• [Exercise task]
Entries follow. Set all of them down as they stand.

• [Provided entries]

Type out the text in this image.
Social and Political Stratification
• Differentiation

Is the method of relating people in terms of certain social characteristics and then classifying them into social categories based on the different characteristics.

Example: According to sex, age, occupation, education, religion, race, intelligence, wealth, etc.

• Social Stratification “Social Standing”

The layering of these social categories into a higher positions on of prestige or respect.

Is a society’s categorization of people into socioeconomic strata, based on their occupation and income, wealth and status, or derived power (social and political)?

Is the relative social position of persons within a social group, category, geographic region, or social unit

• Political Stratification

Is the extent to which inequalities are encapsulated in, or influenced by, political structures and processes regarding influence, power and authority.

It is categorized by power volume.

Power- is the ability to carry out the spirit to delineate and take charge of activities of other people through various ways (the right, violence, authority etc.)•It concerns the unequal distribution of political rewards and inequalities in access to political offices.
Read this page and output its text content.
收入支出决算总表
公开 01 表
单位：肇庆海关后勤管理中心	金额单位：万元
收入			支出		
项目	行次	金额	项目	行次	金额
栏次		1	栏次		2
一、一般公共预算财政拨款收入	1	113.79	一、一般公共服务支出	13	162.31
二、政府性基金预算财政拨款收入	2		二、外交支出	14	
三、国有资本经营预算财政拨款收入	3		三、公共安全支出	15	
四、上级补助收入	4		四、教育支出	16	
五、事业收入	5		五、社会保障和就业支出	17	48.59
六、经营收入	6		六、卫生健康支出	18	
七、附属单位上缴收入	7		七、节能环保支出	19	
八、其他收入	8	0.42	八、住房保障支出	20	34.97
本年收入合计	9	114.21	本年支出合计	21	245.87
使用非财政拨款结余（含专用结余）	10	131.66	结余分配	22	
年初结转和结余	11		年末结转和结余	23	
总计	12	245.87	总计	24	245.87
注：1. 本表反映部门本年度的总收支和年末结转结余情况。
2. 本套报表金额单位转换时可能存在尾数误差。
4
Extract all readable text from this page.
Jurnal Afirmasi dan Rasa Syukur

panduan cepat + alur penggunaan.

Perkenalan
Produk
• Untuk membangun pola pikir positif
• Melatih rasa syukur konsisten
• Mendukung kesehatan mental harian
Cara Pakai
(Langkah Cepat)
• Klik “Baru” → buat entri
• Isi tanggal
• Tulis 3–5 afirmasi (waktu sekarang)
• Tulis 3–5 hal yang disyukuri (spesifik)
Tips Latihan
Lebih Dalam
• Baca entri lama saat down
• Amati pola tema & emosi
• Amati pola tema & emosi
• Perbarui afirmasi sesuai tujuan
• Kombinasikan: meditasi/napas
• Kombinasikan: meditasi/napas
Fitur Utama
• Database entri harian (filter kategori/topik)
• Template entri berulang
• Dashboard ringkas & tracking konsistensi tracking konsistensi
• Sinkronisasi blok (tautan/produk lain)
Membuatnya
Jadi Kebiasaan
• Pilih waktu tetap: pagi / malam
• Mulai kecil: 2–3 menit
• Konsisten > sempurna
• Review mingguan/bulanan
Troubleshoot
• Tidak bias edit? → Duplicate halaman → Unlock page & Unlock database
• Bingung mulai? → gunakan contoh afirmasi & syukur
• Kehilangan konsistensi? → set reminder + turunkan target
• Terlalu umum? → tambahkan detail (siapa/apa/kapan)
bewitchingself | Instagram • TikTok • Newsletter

• [Full response]
Type out the text in this image.
Social and Political Stratification
• Differentiation

Is the method of relating people in terms of certain social characteristics and then classifying them into social categories based on the different characteristics.

Example: According to sex, age, occupation, education, religion, race, intelligence, wealth, etc.

• Social Stratification “Social Standing”

The layering of these social categories into a higher positions on of prestige or respect.

Is a society’s categorization of people into socioeconomic strata, based on their occupation and income, wealth and status, or derived power (social and political)?

Is the relative social position of persons within a social group, category, geographic region, or social unit

• Political Stratification

Is the extent to which inequalities are encapsulated in, or influenced by, political structures and processes regarding influence, power and authority.

It is categorized by power volume.

Power- is the ability to carry out the spirit to delineate and take charge of activities of other people through various ways (the right, violence, authority etc.)•It concerns the unequal distribution of political rewards and inequalities in access to political offices.
Read this page and output its text content.
收入支出决算总表
公开 01 表
单位：肇庆海关后勤管理中心	金额单位：万元
收入			支出		
项目	行次	金额	项目	行次	金额
栏次		1	栏次		2
一、一般公共预算财政拨款收入	1	113.79	一、一般公共服务支出	13	162.31
二、政府性基金预算财政拨款收入	2		二、外交支出	14	
三、国有资本经营预算财政拨款收入	3		三、公共安全支出	15	
四、上级补助收入	4		四、教育支出	16	
五、事业收入	5		五、社会保障和就业支出	17	48.59
六、经营收入	6		六、卫生健康支出	18	
七、附属单位上缴收入	7		七、节能环保支出	19	
八、其他收入	8	0.42	八、住房保障支出	20	34.97
本年收入合计	9	114.21	本年支出合计	21	245.87
使用非财政拨款结余（含专用结余）	10	131.66	结余分配	22	
年初结转和结余	11		年末结转和结余	23	
总计	12	245.87	总计	24	245.87
注：1. 本表反映部门本年度的总收支和年末结转结余情况。
2. 本套报表金额单位转换时可能存在尾数误差。
4
Extract all readable text from this page.
Jurnal Afirmasi dan Rasa Syukur

panduan cepat + alur penggunaan.

Perkenalan
Produk
• Untuk membangun pola pikir positif
• Melatih rasa syukur konsisten
• Mendukung kesehatan mental harian
Cara Pakai
(Langkah Cepat)
• Klik “Baru” → buat entri
• Isi tanggal
• Tulis 3–5 afirmasi (waktu sekarang)
• Tulis 3–5 hal yang disyukuri (spesifik)
Tips Latihan
Lebih Dalam
• Baca entri lama saat down
• Amati pola tema & emosi
• Amati pola tema & emosi
• Perbarui afirmasi sesuai tujuan
• Kombinasikan: meditasi/napas
• Kombinasikan: meditasi/napas
Fitur Utama
• Database entri harian (filter kategori/topik)
• Template entri berulang
• Dashboard ringkas & tracking konsistensi tracking konsistensi
• Sinkronisasi blok (tautan/produk lain)
Membuatnya
Jadi Kebiasaan
• Pilih waktu tetap: pagi / malam
• Mulai kecil: 2–3 menit
• Konsisten > sempurna
• Review mingguan/bulanan
Troubleshoot
• Tidak bias edit? → Duplicate halaman → Unlock page & Unlock database
• Bingung mulai? → gunakan contoh afirmasi & syukur
• Kehilangan konsistensi? → set reminder + turunkan target
• Terlalu umum? → tambahkan detail (siapa/apa/kapan)
bewitchingself | Instagram • TikTok • Newsletter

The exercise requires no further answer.